WHAT THE TASK REQUIRES
Write out each entry again. Keep every word exactly as it is.

Stored data entries
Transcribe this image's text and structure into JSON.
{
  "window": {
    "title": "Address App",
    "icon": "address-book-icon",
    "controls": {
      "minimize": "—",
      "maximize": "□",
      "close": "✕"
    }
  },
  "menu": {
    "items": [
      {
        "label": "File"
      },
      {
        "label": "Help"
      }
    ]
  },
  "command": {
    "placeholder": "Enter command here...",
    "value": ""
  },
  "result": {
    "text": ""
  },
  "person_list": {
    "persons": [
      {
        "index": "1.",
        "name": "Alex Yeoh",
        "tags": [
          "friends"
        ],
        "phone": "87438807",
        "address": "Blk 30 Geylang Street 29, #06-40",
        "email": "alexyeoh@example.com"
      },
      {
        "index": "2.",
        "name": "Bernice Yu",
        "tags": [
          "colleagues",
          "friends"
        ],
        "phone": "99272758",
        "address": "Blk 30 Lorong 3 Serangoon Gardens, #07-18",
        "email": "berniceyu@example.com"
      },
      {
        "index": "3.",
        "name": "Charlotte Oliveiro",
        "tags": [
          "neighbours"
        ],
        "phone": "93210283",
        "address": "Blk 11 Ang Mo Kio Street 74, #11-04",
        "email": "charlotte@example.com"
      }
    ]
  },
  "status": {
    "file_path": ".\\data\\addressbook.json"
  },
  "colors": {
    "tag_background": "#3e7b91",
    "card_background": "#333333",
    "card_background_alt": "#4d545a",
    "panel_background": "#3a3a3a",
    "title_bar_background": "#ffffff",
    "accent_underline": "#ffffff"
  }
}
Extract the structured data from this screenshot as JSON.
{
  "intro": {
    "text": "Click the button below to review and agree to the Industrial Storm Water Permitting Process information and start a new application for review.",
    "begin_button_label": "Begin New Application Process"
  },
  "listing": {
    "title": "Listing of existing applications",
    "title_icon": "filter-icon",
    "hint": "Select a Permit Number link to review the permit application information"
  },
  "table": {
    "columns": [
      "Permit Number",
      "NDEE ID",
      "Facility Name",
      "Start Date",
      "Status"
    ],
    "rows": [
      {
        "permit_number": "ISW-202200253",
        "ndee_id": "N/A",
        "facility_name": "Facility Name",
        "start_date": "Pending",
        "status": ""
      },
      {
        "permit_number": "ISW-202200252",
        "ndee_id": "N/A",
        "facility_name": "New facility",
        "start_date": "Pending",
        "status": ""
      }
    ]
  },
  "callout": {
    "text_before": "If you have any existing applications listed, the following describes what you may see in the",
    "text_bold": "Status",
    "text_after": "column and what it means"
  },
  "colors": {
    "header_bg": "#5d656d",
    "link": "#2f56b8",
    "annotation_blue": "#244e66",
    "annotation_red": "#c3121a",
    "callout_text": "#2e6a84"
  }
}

EXERCISE RESULT
Transcribe this image's text and structure into JSON.
{
  "window": {
    "title": "Address App",
    "icon": "address-book-icon",
    "controls": {
      "minimize": "—",
      "maximize": "□",
      "close": "✕"
    }
  },
  "menu": {
    "items": [
      {
        "label": "File"
      },
      {
        "label": "Help"
      }
    ]
  },
  "command": {
    "placeholder": "Enter command here...",
    "value": ""
  },
  "result": {
    "text": ""
  },
  "person_list": {
    "persons": [
      {
        "index": "1.",
        "name": "Alex Yeoh",
        "tags": [
          "friends"
        ],
        "phone": "87438807",
        "address": "Blk 30 Geylang Street 29, #06-40",
        "email": "alexyeoh@example.com"
      },
      {
        "index": "2.",
        "name": "Bernice Yu",
        "tags": [
          "colleagues",
          "friends"
        ],
        "phone": "99272758",
        "address": "Blk 30 Lorong 3 Serangoon Gardens, #07-18",
        "email": "berniceyu@example.com"
      },
      {
        "index": "3.",
        "name": "Charlotte Oliveiro",
        "tags": [
          "neighbours"
        ],
        "phone": "93210283",
        "address": "Blk 11 Ang Mo Kio Street 74, #11-04",
        "email": "charlotte@example.com"
      }
    ]
  },
  "status": {
    "file_path": ".\\data\\addressbook.json"
  },
  "colors": {
    "tag_background": "#3e7b91",
    "card_background": "#333333",
    "card_background_alt": "#4d545a",
    "panel_background": "#3a3a3a",
    "title_bar_background": "#ffffff",
    "accent_underline": "#ffffff"
  }
}
Extract the structured data from this screenshot as JSON.
{
  "intro": {
    "text": "Click the button below to review and agree to the Industrial Storm Water Permitting Process information and start a new application for review.",
    "begin_button_label": "Begin New Application Process"
  },
  "listing": {
    "title": "Listing of existing applications",
    "title_icon": "filter-icon",
    "hint": "Select a Permit Number link to review the permit application information"
  },
  "table": {
    "columns": [
      "Permit Number",
      "NDEE ID",
      "Facility Name",
      "Start Date",
      "Status"
    ],
    "rows": [
      {
        "permit_number": "ISW-202200253",
        "ndee_id": "N/A",
        "facility_name": "Facility Name",
        "start_date": "Pending",
        "status": ""
      },
      {
        "permit_number": "ISW-202200252",
        "ndee_id": "N/A",
        "facility_name": "New facility",
        "start_date": "Pending",
        "status": ""
      }
    ]
  },
  "callout": {
    "text_before": "If you have any existing applications listed, the following describes what you may see in the",
    "text_bold": "Status",
    "text_after": "column and what it means"
  },
  "colors": {
    "header_bg": "#5d656d",
    "link": "#2f56b8",
    "annotation_blue": "#244e66",
    "annotation_red": "#c3121a",
    "callout_text": "#2e6a84"
  }
}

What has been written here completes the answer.